**PROBLEM TO SOLVE**
Gather, from the data below, each line in which the word "name" occurs.

**ITEMS**

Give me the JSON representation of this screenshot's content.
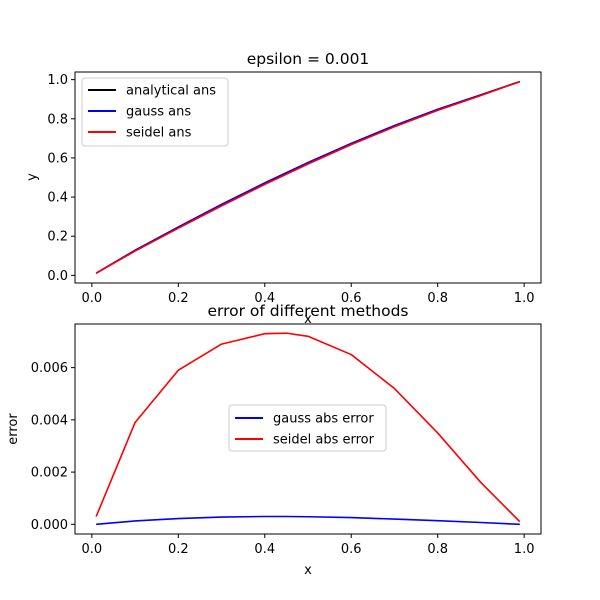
{
  "chart_data": [
    {
      "type": "line",
      "title": "epsilon = 0.001",
      "xlabel": "x",
      "ylabel": "y",
      "xlim": [
        -0.039,
        1.039
      ],
      "ylim": [
        -0.039,
        1.039
      ],
      "xticks": [
        0.0,
        0.2,
        0.4,
        0.6,
        0.8,
        1.0
      ],
      "xtick_labels": [
        "0.0",
        "0.2",
        "0.4",
        "0.6",
        "0.8",
        "1.0"
      ],
      "yticks": [
        0.0,
        0.2,
        0.4,
        0.6,
        0.8,
        1.0
      ],
      "ytick_labels": [
        "0.0",
        "0.2",
        "0.4",
        "0.6",
        "0.8",
        "1.0"
      ],
      "grid": false,
      "legend_position": "top-left",
      "x": [
        0.01,
        0.1,
        0.2,
        0.3,
        0.4,
        0.5,
        0.6,
        0.7,
        0.8,
        0.9,
        0.99
      ],
      "series": [
        {
          "name": "analytical ans",
          "color": "#000000",
          "values": [
            0.011,
            0.128,
            0.247,
            0.362,
            0.472,
            0.576,
            0.674,
            0.765,
            0.848,
            0.922,
            0.99
          ]
        },
        {
          "name": "gauss ans",
          "color": "#0000ff",
          "values": [
            0.011,
            0.128,
            0.247,
            0.362,
            0.472,
            0.576,
            0.674,
            0.765,
            0.848,
            0.922,
            0.99
          ]
        },
        {
          "name": "seidel ans",
          "color": "#ff0000",
          "values": [
            0.011,
            0.124,
            0.241,
            0.355,
            0.465,
            0.569,
            0.668,
            0.759,
            0.843,
            0.919,
            0.99
          ]
        }
      ]
    },
    {
      "type": "line",
      "title": "error of different methods",
      "xlabel": "x",
      "ylabel": "error",
      "xlim": [
        -0.039,
        1.039
      ],
      "ylim": [
        -0.00037,
        0.00767
      ],
      "xticks": [
        0.0,
        0.2,
        0.4,
        0.6,
        0.8,
        1.0
      ],
      "xtick_labels": [
        "0.0",
        "0.2",
        "0.4",
        "0.6",
        "0.8",
        "1.0"
      ],
      "yticks": [
        0.0,
        0.002,
        0.004,
        0.006
      ],
      "ytick_labels": [
        "0.000",
        "0.002",
        "0.004",
        "0.006"
      ],
      "grid": false,
      "legend_position": "center",
      "x": [
        0.01,
        0.1,
        0.2,
        0.3,
        0.4,
        0.45,
        0.5,
        0.6,
        0.7,
        0.8,
        0.9,
        0.99
      ],
      "series": [
        {
          "name": "gauss abs error",
          "color": "#0000ff",
          "values": [
            0.0,
            0.00013,
            0.00022,
            0.00028,
            0.0003,
            0.0003,
            0.00029,
            0.00026,
            0.0002,
            0.00014,
            7e-05,
            0.0
          ]
        },
        {
          "name": "seidel abs error",
          "color": "#ff0000",
          "values": [
            0.0003,
            0.0039,
            0.0059,
            0.0069,
            0.0073,
            0.00732,
            0.0072,
            0.0065,
            0.0052,
            0.0035,
            0.0016,
            0.0001
          ]
        }
      ]
    }
  ]
}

**OUTPUT FOR THIS TASK**
          "name": "analytical ans",
          "name": "gauss ans",
          "name": "seidel ans",
          "name": "gauss abs error",
          "name": "seidel abs error",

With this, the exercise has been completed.